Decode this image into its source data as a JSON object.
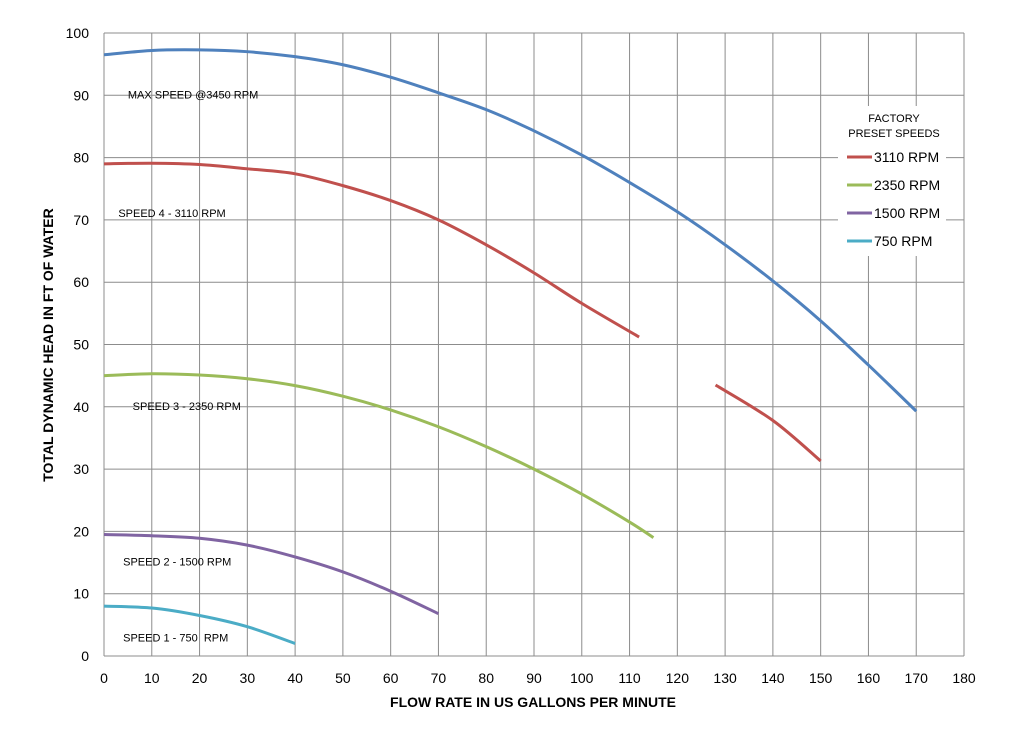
{
  "chart_data": {
    "type": "line",
    "title": "",
    "xlabel": "FLOW RATE IN US GALLONS PER MINUTE",
    "ylabel": "TOTAL DYNAMIC HEAD IN FT OF WATER",
    "xlim": [
      0,
      180
    ],
    "ylim": [
      0,
      100
    ],
    "xticks": [
      "0",
      "10",
      "20",
      "30",
      "40",
      "50",
      "60",
      "70",
      "80",
      "90",
      "100",
      "110",
      "120",
      "130",
      "140",
      "150",
      "160",
      "170",
      "180"
    ],
    "yticks": [
      "0",
      "10",
      "20",
      "30",
      "40",
      "50",
      "60",
      "70",
      "80",
      "90",
      "100"
    ],
    "grid": true,
    "legend": {
      "title_lines": [
        "FACTORY",
        "PRESET SPEEDS"
      ],
      "placement": "top-right",
      "entries": [
        {
          "label": "3110 RPM",
          "color": "#C0504D"
        },
        {
          "label": "2350 RPM",
          "color": "#9BBB59"
        },
        {
          "label": "1500 RPM",
          "color": "#8064A2"
        },
        {
          "label": "750 RPM",
          "color": "#4BACC6"
        }
      ]
    },
    "series": [
      {
        "name": "MAX SPEED @3450 RPM",
        "color": "#4F81BD",
        "segments": [
          {
            "x": [
              0,
              10,
              20,
              30,
              40,
              50,
              60,
              70,
              80,
              90,
              100,
              110,
              120,
              130,
              140,
              150,
              160,
              170
            ],
            "y": [
              96.5,
              97.2,
              97.3,
              97.0,
              96.2,
              94.9,
              92.9,
              90.4,
              87.7,
              84.3,
              80.4,
              76.0,
              71.3,
              66.0,
              60.2,
              53.8,
              46.7,
              39.3
            ]
          }
        ]
      },
      {
        "name": "SPEED 4 - 3110 RPM",
        "color": "#C0504D",
        "segments": [
          {
            "x": [
              0,
              10,
              20,
              30,
              40,
              50,
              60,
              70,
              80,
              90,
              100,
              112
            ],
            "y": [
              79.0,
              79.1,
              78.9,
              78.2,
              77.4,
              75.5,
              73.1,
              70.0,
              66.0,
              61.5,
              56.6,
              51.2
            ]
          },
          {
            "x": [
              128,
              140,
              150
            ],
            "y": [
              43.5,
              37.8,
              31.3
            ]
          }
        ]
      },
      {
        "name": "SPEED 3 - 2350 RPM",
        "color": "#9BBB59",
        "segments": [
          {
            "x": [
              0,
              10,
              20,
              30,
              40,
              50,
              60,
              70,
              80,
              90,
              100,
              110,
              115
            ],
            "y": [
              45.0,
              45.3,
              45.1,
              44.5,
              43.4,
              41.7,
              39.5,
              36.8,
              33.6,
              30.0,
              26.0,
              21.5,
              19.0
            ]
          }
        ]
      },
      {
        "name": "SPEED 2 - 1500 RPM",
        "color": "#8064A2",
        "segments": [
          {
            "x": [
              0,
              10,
              20,
              30,
              40,
              50,
              60,
              70
            ],
            "y": [
              19.5,
              19.3,
              18.9,
              17.8,
              15.9,
              13.5,
              10.4,
              6.8
            ]
          }
        ]
      },
      {
        "name": "SPEED 1 - 750  RPM",
        "color": "#4BACC6",
        "segments": [
          {
            "x": [
              0,
              10,
              20,
              30,
              40
            ],
            "y": [
              8.0,
              7.7,
              6.5,
              4.7,
              2.0
            ]
          }
        ]
      }
    ],
    "curve_labels": [
      {
        "text": "MAX SPEED @3450 RPM",
        "x": 5,
        "y": 89.5
      },
      {
        "text": "SPEED 4 - 3110 RPM",
        "x": 3,
        "y": 70.5
      },
      {
        "text": "SPEED 3 - 2350 RPM",
        "x": 6,
        "y": 39.5
      },
      {
        "text": "SPEED 2 - 1500 RPM",
        "x": 4,
        "y": 14.5
      },
      {
        "text": "SPEED 1 - 750  RPM",
        "x": 4,
        "y": 2.3
      }
    ]
  }
}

_What the task asks_. Write the entries above out again exactly, but not the pictures.

_Full output_.
Decode this image into its source data as a JSON object.
{
  "chart_data": {
    "type": "line",
    "title": "",
    "xlabel": "FLOW RATE IN US GALLONS PER MINUTE",
    "ylabel": "TOTAL DYNAMIC HEAD IN FT OF WATER",
    "xlim": [
      0,
      180
    ],
    "ylim": [
      0,
      100
    ],
    "xticks": [
      "0",
      "10",
      "20",
      "30",
      "40",
      "50",
      "60",
      "70",
      "80",
      "90",
      "100",
      "110",
      "120",
      "130",
      "140",
      "150",
      "160",
      "170",
      "180"
    ],
    "yticks": [
      "0",
      "10",
      "20",
      "30",
      "40",
      "50",
      "60",
      "70",
      "80",
      "90",
      "100"
    ],
    "grid": true,
    "legend": {
      "title_lines": [
        "FACTORY",
        "PRESET SPEEDS"
      ],
      "placement": "top-right",
      "entries": [
        {
          "label": "3110 RPM",
          "color": "#C0504D"
        },
        {
          "label": "2350 RPM",
          "color": "#9BBB59"
        },
        {
          "label": "1500 RPM",
          "color": "#8064A2"
        },
        {
          "label": "750 RPM",
          "color": "#4BACC6"
        }
      ]
    },
    "series": [
      {
        "name": "MAX SPEED @3450 RPM",
        "color": "#4F81BD",
        "segments": [
          {
            "x": [
              0,
              10,
              20,
              30,
              40,
              50,
              60,
              70,
              80,
              90,
              100,
              110,
              120,
              130,
              140,
              150,
              160,
              170
            ],
            "y": [
              96.5,
              97.2,
              97.3,
              97.0,
              96.2,
              94.9,
              92.9,
              90.4,
              87.7,
              84.3,
              80.4,
              76.0,
              71.3,
              66.0,
              60.2,
              53.8,
              46.7,
              39.3
            ]
          }
        ]
      },
      {
        "name": "SPEED 4 - 3110 RPM",
        "color": "#C0504D",
        "segments": [
          {
            "x": [
              0,
              10,
              20,
              30,
              40,
              50,
              60,
              70,
              80,
              90,
              100,
              112
            ],
            "y": [
              79.0,
              79.1,
              78.9,
              78.2,
              77.4,
              75.5,
              73.1,
              70.0,
              66.0,
              61.5,
              56.6,
              51.2
            ]
          },
          {
            "x": [
              128,
              140,
              150
            ],
            "y": [
              43.5,
              37.8,
              31.3
            ]
          }
        ]
      },
      {
        "name": "SPEED 3 - 2350 RPM",
        "color": "#9BBB59",
        "segments": [
          {
            "x": [
              0,
              10,
              20,
              30,
              40,
              50,
              60,
              70,
              80,
              90,
              100,
              110,
              115
            ],
            "y": [
              45.0,
              45.3,
              45.1,
              44.5,
              43.4,
              41.7,
              39.5,
              36.8,
              33.6,
              30.0,
              26.0,
              21.5,
              19.0
            ]
          }
        ]
      },
      {
        "name": "SPEED 2 - 1500 RPM",
        "color": "#8064A2",
        "segments": [
          {
            "x": [
              0,
              10,
              20,
              30,
              40,
              50,
              60,
              70
            ],
            "y": [
              19.5,
              19.3,
              18.9,
              17.8,
              15.9,
              13.5,
              10.4,
              6.8
            ]
          }
        ]
      },
      {
        "name": "SPEED 1 - 750  RPM",
        "color": "#4BACC6",
        "segments": [
          {
            "x": [
              0,
              10,
              20,
              30,
              40
            ],
            "y": [
              8.0,
              7.7,
              6.5,
              4.7,
              2.0
            ]
          }
        ]
      }
    ],
    "curve_labels": [
      {
        "text": "MAX SPEED @3450 RPM",
        "x": 5,
        "y": 89.5
      },
      {
        "text": "SPEED 4 - 3110 RPM",
        "x": 3,
        "y": 70.5
      },
      {
        "text": "SPEED 3 - 2350 RPM",
        "x": 6,
        "y": 39.5
      },
      {
        "text": "SPEED 2 - 1500 RPM",
        "x": 4,
        "y": 14.5
      },
      {
        "text": "SPEED 1 - 750  RPM",
        "x": 4,
        "y": 2.3
      }
    ]
  }
}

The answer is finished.